_What you should do_. Your task is to transcribe all of the data below exactly, omitting the images.

_Input rows_.

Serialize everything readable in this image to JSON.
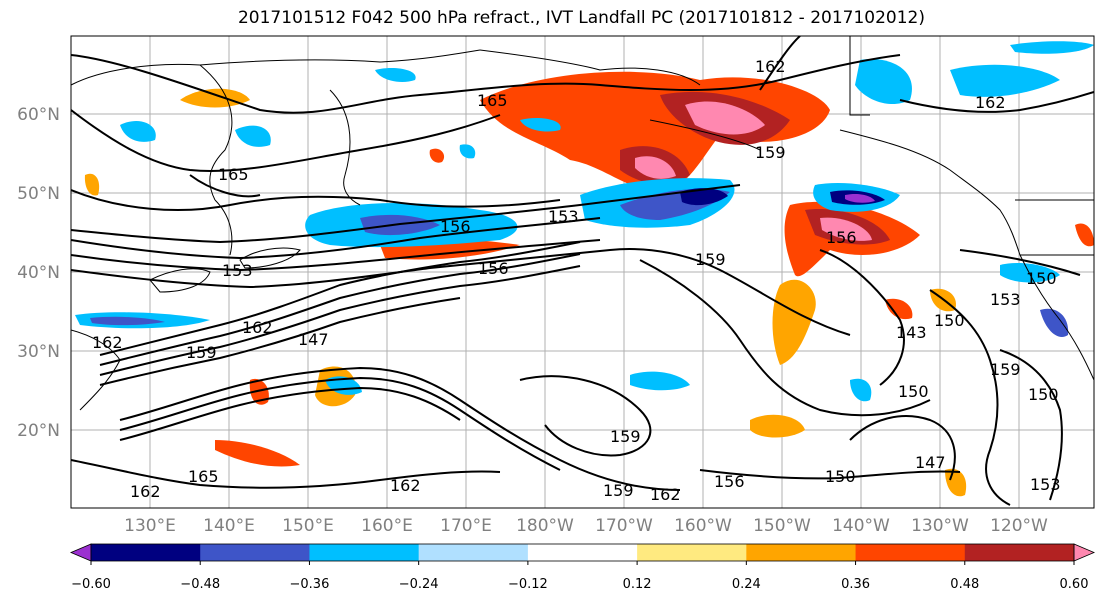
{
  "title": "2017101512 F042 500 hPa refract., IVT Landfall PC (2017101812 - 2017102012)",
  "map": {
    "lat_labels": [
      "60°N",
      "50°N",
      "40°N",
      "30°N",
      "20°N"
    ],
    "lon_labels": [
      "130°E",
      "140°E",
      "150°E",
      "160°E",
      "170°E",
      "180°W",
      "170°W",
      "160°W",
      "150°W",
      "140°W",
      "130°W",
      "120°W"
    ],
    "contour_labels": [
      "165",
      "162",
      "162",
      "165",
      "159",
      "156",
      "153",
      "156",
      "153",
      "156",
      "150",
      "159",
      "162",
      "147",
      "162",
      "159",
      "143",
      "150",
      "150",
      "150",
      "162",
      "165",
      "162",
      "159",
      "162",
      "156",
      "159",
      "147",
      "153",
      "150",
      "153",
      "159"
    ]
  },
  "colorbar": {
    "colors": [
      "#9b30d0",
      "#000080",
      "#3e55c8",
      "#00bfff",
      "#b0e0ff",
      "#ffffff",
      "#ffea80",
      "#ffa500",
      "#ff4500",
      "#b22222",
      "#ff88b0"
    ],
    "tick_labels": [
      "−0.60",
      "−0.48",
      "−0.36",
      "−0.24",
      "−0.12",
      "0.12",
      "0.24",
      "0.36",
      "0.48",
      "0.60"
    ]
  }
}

_Solution for this problem_.
Serialize everything readable in this image to JSON.
{
  "title": "2017101512 F042 500 hPa refract., IVT Landfall PC (2017101812 - 2017102012)",
  "map": {
    "lat_labels": [
      "60°N",
      "50°N",
      "40°N",
      "30°N",
      "20°N"
    ],
    "lon_labels": [
      "130°E",
      "140°E",
      "150°E",
      "160°E",
      "170°E",
      "180°W",
      "170°W",
      "160°W",
      "150°W",
      "140°W",
      "130°W",
      "120°W"
    ],
    "contour_labels": [
      "165",
      "162",
      "162",
      "165",
      "159",
      "156",
      "153",
      "156",
      "153",
      "156",
      "150",
      "159",
      "162",
      "147",
      "162",
      "159",
      "143",
      "150",
      "150",
      "150",
      "162",
      "165",
      "162",
      "159",
      "162",
      "156",
      "159",
      "147",
      "153",
      "150",
      "153",
      "159"
    ]
  },
  "colorbar": {
    "colors": [
      "#9b30d0",
      "#000080",
      "#3e55c8",
      "#00bfff",
      "#b0e0ff",
      "#ffffff",
      "#ffea80",
      "#ffa500",
      "#ff4500",
      "#b22222",
      "#ff88b0"
    ],
    "tick_labels": [
      "−0.60",
      "−0.48",
      "−0.36",
      "−0.24",
      "−0.12",
      "0.12",
      "0.24",
      "0.36",
      "0.48",
      "0.60"
    ]
  }
}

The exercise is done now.